Задание => Замените «военнаго переворота» на «государственнаго переворота» и перепишите часть отрывка о плане Пестеля: начните со слов «Достигнуть утвержденія такой», остановитесь после слов «въ этомъ наказѣ.».

Государство преобразованное на указанныхъ демократическихъ уравнительныхъ началахъ, должно было, по плану Пестеля, имѣть республиканскую форму правленія. Законодательная верховная власть поручалась народному Вѣчу, изъ народныхъ представителей, избранныхъ на 5 лѣтъ[12]. Верховная исполнительная власть ввѣрялась Державной Думѣ изъ 5 членовъ, избранныхъ народомъ также на 5 лѣтъ. Кромѣ законодательнаго вѣча и Исполнительной Думы, Пестель считалъ необходимымъ еще третье верховное учрежденіе, съ властью блюстительной, «дабы тѣ двѣ не выходили изъ своихъ предѣловъ». Эту власть онъ поручалъ особому верховному собору изъ 120 бояръ, назначаемыхъ на всю жизнь. Въ этомъ проектѣ онъ близко слѣдовалъ французскому политику Детю-де-Траси, книга котораго «Комментарій къ Духу Законовъ Монтескье» оказала на него большое вліяніе по его собственному признанію[13].

Достигнуть утвержденія такой демократической республики въ Россіи Пестель надѣялся путемъ военнаго переворота и предоставленія полноты власти на переходные годы реформы Временному Верховному Правленію. «Русская Правда» должна была служить наказомъ этому правленію, и власть ввѣрялась ему съ обязательствомъ въ преобразованіи государственнаго строя точно слѣдовать началамъ, изложеннымъ въ этомъ наказѣ.

Строки =>
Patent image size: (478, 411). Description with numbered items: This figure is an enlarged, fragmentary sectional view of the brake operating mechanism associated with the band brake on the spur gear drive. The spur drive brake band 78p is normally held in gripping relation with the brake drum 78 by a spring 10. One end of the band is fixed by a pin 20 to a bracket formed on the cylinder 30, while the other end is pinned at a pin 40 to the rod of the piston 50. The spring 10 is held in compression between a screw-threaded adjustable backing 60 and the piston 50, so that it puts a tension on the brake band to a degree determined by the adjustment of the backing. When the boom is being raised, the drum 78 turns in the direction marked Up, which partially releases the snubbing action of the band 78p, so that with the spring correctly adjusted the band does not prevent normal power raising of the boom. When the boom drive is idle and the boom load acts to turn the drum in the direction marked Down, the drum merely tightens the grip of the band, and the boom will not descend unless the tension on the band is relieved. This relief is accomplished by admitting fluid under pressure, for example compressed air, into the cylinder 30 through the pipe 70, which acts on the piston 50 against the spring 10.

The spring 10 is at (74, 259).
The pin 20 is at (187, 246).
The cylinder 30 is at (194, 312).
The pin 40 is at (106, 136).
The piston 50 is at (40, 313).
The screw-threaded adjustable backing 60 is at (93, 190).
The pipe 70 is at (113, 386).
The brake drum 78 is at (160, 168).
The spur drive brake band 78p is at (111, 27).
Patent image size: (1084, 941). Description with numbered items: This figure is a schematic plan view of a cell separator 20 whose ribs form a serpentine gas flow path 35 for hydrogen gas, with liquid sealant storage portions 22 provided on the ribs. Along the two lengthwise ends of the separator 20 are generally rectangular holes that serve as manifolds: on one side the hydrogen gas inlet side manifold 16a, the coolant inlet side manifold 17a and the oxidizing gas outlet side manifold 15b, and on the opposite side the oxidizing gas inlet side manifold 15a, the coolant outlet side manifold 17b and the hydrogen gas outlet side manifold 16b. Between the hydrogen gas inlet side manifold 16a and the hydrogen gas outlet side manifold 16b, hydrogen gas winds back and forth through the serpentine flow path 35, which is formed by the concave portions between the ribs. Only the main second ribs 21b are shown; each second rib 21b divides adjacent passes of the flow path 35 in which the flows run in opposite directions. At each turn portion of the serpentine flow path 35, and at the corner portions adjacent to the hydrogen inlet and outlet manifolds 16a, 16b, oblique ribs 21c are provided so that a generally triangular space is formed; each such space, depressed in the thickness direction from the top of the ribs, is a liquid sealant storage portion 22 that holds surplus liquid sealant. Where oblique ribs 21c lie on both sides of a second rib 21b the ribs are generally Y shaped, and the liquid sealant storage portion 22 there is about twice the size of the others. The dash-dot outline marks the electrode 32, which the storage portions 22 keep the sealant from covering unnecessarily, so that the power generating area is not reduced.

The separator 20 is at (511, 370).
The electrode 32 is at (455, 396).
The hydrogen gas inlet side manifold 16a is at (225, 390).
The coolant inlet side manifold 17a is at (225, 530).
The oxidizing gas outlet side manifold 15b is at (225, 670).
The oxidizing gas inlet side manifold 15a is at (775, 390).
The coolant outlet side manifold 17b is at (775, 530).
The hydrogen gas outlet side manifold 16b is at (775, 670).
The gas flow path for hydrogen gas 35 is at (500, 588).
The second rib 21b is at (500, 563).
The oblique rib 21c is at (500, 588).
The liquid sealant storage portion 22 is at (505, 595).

Ответ ниже =>
Достигнуть утвержденія такой демократической республики въ Россіи Пестель надѣялся путемъ государственнаго переворота и предоставленія полноты власти на переходные годы реформы Временному Верховному Правленію. «Русская Правда» должна была служить наказомъ этому правленію, и власть ввѣрялась ему съ обязательствомъ въ преобразованіи государственнаго строя точно слѣдовать началамъ, изложеннымъ въ этомъ наказѣ.